**WHAT NEEDS TO BE DONE:**
Sift the listing for lines that hold the string "Euro" and pull them out.

Figure content listings
+++
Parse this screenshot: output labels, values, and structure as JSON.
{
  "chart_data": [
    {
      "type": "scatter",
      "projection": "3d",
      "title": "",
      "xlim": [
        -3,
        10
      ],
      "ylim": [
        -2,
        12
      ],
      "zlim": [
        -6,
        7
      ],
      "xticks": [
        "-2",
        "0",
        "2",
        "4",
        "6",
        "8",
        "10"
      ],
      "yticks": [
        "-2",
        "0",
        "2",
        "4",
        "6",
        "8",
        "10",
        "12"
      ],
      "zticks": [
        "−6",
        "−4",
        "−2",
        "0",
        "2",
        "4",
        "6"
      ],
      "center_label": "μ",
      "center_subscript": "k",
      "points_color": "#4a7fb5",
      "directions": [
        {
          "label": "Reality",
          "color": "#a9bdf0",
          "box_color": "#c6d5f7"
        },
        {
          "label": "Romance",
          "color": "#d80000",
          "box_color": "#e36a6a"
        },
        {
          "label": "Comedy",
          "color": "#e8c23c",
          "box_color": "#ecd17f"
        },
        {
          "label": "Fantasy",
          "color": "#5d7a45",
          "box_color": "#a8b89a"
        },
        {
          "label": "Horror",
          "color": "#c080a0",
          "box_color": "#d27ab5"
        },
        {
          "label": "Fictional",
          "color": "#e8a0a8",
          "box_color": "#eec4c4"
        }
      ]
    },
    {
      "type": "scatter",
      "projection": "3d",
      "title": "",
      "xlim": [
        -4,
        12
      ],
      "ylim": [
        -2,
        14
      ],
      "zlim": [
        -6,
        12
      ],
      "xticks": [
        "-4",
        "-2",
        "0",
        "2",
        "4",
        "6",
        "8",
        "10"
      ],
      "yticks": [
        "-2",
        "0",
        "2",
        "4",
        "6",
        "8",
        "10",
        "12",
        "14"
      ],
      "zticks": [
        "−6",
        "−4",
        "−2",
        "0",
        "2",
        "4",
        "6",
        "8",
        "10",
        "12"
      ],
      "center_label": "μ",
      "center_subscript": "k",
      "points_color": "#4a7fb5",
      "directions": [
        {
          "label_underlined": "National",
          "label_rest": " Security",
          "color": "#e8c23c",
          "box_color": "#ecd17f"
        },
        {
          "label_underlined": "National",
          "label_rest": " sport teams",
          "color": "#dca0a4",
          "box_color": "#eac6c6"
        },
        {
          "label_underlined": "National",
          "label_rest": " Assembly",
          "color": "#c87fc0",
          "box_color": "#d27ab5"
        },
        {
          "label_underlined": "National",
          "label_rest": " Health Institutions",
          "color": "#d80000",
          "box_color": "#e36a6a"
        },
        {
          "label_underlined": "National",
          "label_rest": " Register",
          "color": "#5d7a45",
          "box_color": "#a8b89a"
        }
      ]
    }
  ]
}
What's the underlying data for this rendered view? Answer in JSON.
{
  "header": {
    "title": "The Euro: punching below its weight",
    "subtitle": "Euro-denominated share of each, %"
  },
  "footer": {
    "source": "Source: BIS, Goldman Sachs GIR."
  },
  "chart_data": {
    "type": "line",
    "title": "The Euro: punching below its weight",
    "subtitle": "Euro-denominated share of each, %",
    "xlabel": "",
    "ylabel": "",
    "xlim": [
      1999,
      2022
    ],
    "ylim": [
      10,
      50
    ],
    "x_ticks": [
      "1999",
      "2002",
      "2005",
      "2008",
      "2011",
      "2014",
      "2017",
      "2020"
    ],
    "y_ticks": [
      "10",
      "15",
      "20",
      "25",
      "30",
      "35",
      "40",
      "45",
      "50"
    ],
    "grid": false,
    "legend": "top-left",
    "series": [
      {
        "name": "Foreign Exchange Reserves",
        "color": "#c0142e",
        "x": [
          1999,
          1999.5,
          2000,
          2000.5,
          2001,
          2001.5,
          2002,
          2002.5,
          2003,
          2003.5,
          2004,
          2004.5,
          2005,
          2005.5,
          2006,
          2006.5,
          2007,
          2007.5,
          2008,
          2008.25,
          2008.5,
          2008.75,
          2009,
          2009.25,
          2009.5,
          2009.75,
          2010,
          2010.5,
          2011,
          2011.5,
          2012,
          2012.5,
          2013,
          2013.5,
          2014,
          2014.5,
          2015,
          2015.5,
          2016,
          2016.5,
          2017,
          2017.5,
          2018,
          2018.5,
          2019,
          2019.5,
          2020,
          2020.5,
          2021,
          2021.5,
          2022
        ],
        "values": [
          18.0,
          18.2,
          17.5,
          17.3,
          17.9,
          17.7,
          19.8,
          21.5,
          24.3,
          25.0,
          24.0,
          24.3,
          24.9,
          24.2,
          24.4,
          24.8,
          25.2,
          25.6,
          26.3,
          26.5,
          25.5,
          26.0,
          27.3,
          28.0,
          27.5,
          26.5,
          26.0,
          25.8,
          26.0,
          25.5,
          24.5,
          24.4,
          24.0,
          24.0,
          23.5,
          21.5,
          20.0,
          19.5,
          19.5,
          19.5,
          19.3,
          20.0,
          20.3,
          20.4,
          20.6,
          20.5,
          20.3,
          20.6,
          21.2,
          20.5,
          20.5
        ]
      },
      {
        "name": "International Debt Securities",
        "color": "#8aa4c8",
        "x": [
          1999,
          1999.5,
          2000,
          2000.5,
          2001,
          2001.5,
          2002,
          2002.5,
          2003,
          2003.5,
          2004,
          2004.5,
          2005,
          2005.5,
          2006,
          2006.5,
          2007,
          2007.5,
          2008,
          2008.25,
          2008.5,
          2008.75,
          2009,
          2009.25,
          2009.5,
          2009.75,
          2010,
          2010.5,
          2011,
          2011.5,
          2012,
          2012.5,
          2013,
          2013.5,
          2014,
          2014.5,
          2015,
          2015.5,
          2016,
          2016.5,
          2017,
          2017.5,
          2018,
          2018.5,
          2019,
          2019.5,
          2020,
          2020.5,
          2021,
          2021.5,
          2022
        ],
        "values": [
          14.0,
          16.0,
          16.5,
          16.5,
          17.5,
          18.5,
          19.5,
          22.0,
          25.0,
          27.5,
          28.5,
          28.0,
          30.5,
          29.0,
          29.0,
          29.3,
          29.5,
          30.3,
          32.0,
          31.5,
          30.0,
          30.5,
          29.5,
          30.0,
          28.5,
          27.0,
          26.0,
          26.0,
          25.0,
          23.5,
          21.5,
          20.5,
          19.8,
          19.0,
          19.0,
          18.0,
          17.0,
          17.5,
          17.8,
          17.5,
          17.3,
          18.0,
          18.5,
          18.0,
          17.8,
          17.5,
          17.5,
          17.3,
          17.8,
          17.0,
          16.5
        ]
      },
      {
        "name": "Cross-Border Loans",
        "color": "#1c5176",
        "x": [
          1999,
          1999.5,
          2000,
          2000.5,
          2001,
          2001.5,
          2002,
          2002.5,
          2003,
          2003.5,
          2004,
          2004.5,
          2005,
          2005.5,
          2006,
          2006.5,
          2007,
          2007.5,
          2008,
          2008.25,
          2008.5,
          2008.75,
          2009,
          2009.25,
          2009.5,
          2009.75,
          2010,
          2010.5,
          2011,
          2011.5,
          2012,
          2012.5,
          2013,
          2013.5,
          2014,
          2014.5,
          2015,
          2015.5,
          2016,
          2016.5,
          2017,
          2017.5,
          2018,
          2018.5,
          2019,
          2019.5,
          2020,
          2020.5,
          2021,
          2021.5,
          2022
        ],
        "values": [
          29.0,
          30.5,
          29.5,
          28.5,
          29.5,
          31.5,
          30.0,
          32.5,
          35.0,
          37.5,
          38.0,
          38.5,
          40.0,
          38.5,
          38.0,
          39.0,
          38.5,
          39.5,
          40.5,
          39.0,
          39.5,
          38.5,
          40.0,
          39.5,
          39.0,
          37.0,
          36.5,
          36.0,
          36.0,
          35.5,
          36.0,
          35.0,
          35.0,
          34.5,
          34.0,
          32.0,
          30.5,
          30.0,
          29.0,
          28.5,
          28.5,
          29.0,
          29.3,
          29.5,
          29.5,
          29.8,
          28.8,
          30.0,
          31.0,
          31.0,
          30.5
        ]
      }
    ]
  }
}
+++
**FULL OUTPUT:**
    "title": "The Euro: punching below its weight",
    "subtitle": "Euro-denominated share of each, %"
    "title": "The Euro: punching below its weight",
    "subtitle": "Euro-denominated share of each, %",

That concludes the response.